## Start Given entries
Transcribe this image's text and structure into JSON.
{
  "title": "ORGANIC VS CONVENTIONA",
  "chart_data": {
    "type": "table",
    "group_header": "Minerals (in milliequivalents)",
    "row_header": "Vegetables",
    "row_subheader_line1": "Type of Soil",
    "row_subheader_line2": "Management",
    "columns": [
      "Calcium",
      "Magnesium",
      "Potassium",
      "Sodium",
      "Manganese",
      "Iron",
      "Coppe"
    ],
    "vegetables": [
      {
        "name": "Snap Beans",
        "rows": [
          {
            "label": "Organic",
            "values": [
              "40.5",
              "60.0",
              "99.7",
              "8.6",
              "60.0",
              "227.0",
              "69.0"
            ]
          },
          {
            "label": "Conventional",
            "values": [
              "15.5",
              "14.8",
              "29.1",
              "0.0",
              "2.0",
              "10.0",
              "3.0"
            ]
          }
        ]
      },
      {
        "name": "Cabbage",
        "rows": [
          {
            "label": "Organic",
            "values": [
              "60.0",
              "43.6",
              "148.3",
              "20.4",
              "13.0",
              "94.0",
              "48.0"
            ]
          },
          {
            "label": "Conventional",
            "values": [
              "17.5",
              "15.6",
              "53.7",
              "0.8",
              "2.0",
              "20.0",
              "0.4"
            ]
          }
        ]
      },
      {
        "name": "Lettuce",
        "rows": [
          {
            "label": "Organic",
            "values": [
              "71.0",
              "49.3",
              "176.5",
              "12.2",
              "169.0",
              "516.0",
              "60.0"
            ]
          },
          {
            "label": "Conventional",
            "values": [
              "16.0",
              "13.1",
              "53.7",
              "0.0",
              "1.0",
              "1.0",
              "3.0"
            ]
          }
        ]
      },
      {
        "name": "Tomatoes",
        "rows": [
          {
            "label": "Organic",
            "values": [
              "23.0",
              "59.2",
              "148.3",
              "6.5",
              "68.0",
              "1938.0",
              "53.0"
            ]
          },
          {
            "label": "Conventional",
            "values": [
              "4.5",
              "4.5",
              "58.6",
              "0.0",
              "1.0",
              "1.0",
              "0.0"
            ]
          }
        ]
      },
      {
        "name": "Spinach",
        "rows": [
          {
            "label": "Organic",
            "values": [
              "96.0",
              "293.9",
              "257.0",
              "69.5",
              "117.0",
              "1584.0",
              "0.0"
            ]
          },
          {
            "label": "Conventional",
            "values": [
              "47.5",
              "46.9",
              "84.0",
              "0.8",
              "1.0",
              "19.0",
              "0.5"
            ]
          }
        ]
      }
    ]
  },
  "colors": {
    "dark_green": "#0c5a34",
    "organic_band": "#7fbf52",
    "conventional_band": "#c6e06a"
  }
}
## End Given entries
_Exercise instructions_
Word for word, extract all the records.

_Task answer_
Transcribe this image's text and structure into JSON.
{
  "title": "ORGANIC VS CONVENTIONA",
  "chart_data": {
    "type": "table",
    "group_header": "Minerals (in milliequivalents)",
    "row_header": "Vegetables",
    "row_subheader_line1": "Type of Soil",
    "row_subheader_line2": "Management",
    "columns": [
      "Calcium",
      "Magnesium",
      "Potassium",
      "Sodium",
      "Manganese",
      "Iron",
      "Coppe"
    ],
    "vegetables": [
      {
        "name": "Snap Beans",
        "rows": [
          {
            "label": "Organic",
            "values": [
              "40.5",
              "60.0",
              "99.7",
              "8.6",
              "60.0",
              "227.0",
              "69.0"
            ]
          },
          {
            "label": "Conventional",
            "values": [
              "15.5",
              "14.8",
              "29.1",
              "0.0",
              "2.0",
              "10.0",
              "3.0"
            ]
          }
        ]
      },
      {
        "name": "Cabbage",
        "rows": [
          {
            "label": "Organic",
            "values": [
              "60.0",
              "43.6",
              "148.3",
              "20.4",
              "13.0",
              "94.0",
              "48.0"
            ]
          },
          {
            "label": "Conventional",
            "values": [
              "17.5",
              "15.6",
              "53.7",
              "0.8",
              "2.0",
              "20.0",
              "0.4"
            ]
          }
        ]
      },
      {
        "name": "Lettuce",
        "rows": [
          {
            "label": "Organic",
            "values": [
              "71.0",
              "49.3",
              "176.5",
              "12.2",
              "169.0",
              "516.0",
              "60.0"
            ]
          },
          {
            "label": "Conventional",
            "values": [
              "16.0",
              "13.1",
              "53.7",
              "0.0",
              "1.0",
              "1.0",
              "3.0"
            ]
          }
        ]
      },
      {
        "name": "Tomatoes",
        "rows": [
          {
            "label": "Organic",
            "values": [
              "23.0",
              "59.2",
              "148.3",
              "6.5",
              "68.0",
              "1938.0",
              "53.0"
            ]
          },
          {
            "label": "Conventional",
            "values": [
              "4.5",
              "4.5",
              "58.6",
              "0.0",
              "1.0",
              "1.0",
              "0.0"
            ]
          }
        ]
      },
      {
        "name": "Spinach",
        "rows": [
          {
            "label": "Organic",
            "values": [
              "96.0",
              "293.9",
              "257.0",
              "69.5",
              "117.0",
              "1584.0",
              "0.0"
            ]
          },
          {
            "label": "Conventional",
            "values": [
              "47.5",
              "46.9",
              "84.0",
              "0.8",
              "1.0",
              "19.0",
              "0.5"
            ]
          }
        ]
      }
    ]
  },
  "colors": {
    "dark_green": "#0c5a34",
    "organic_band": "#7fbf52",
    "conventional_band": "#c6e06a"
  }
}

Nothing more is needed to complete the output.